### Goal
Wherever the word "ауылы" appears in the entries, copy the whole line.

BEGIN Supplied information

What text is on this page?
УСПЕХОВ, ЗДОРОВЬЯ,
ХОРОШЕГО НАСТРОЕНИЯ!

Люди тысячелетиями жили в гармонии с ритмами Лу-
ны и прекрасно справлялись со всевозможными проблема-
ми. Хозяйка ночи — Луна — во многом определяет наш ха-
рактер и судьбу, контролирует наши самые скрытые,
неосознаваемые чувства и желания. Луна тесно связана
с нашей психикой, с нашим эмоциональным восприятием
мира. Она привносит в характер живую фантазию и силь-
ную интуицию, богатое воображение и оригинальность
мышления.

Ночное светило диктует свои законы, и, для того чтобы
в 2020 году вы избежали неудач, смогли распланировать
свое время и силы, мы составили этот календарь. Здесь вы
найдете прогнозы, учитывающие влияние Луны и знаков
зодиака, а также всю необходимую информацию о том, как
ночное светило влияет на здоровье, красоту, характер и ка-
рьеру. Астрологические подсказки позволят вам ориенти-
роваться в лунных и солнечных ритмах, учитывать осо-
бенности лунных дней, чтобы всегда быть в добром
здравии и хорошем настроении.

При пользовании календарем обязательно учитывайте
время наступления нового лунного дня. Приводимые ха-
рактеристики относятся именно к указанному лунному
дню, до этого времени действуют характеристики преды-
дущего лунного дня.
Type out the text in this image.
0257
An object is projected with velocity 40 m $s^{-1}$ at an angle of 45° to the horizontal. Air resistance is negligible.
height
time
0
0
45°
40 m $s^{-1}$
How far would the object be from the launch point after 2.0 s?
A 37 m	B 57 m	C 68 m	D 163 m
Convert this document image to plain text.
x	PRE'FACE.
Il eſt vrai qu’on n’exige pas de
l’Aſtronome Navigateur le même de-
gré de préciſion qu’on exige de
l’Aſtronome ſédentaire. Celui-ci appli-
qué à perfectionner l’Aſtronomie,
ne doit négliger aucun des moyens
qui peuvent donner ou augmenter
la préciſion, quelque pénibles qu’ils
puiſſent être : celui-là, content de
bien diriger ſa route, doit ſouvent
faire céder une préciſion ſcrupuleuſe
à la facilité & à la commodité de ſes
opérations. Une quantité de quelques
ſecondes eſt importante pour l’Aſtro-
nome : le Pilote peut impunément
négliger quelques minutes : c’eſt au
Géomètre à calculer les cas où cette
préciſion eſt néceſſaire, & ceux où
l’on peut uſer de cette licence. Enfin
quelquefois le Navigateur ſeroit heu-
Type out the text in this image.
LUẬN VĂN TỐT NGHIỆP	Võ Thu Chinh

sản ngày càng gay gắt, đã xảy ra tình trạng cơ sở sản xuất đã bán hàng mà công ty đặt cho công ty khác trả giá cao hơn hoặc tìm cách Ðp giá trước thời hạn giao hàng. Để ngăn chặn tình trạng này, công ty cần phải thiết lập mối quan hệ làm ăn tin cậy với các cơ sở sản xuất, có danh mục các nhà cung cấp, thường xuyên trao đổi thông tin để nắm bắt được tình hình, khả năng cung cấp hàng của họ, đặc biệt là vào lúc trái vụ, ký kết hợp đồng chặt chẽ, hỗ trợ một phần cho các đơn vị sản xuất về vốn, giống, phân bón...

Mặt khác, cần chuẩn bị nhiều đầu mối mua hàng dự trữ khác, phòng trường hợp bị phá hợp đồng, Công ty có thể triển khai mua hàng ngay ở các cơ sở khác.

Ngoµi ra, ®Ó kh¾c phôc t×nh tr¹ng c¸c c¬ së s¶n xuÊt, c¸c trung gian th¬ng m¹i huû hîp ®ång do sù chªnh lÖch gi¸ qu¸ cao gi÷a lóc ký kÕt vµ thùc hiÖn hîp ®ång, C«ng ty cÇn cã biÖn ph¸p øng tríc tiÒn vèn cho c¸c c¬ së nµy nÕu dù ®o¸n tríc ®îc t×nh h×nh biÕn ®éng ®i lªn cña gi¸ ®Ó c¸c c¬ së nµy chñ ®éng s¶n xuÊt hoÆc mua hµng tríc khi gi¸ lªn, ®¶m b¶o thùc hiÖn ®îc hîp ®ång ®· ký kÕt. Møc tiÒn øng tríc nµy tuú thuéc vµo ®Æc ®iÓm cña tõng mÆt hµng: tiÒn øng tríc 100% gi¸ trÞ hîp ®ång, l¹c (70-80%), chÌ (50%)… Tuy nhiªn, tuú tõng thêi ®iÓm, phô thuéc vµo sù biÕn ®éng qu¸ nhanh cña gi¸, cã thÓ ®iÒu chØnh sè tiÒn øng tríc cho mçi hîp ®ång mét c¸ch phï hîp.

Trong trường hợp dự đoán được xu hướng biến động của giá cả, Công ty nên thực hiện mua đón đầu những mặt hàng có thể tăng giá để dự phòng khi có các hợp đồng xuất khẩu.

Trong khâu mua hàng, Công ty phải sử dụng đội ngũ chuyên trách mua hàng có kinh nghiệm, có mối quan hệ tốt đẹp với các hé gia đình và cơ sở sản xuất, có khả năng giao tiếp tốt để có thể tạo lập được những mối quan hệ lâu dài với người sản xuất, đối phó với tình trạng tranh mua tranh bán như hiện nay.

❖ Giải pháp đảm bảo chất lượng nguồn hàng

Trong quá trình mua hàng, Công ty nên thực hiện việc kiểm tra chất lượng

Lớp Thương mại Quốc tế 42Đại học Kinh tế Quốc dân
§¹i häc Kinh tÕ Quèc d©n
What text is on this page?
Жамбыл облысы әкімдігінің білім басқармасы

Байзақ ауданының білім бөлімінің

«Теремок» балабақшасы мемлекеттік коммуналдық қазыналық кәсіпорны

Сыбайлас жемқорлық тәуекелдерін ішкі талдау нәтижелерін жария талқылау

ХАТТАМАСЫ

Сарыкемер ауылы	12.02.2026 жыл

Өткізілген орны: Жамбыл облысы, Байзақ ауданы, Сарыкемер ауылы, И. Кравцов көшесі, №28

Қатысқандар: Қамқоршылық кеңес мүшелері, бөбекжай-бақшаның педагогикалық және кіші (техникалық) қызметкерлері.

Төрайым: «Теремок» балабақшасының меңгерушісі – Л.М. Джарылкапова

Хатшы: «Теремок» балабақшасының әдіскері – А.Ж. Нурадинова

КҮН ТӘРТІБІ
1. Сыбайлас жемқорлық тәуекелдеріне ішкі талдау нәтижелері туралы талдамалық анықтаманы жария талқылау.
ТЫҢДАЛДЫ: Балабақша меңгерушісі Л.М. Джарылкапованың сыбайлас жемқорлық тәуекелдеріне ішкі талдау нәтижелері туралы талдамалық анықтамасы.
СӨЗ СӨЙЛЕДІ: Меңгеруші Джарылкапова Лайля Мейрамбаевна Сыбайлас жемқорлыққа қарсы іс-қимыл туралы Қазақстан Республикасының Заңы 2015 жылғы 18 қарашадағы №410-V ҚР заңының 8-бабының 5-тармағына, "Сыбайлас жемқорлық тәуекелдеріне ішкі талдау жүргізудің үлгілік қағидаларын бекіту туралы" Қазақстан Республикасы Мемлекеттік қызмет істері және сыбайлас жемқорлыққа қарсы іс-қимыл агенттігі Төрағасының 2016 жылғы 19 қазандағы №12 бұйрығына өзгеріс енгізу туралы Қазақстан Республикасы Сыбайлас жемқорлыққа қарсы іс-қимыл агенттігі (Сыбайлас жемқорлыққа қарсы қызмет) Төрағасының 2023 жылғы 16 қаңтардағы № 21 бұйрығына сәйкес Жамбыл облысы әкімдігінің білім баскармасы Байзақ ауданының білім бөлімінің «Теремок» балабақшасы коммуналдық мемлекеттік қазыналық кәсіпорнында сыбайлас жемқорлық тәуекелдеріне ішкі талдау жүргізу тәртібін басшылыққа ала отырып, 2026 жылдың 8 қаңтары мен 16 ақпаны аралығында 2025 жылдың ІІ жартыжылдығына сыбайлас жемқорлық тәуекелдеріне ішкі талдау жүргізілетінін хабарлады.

END Supplied information

### Result
Сарыкемер ауылы	12.02.2026 жыл
Өткізілген орны: Жамбыл облысы, Байзақ ауданы, Сарыкемер ауылы, И. Кравцов көшесі, №28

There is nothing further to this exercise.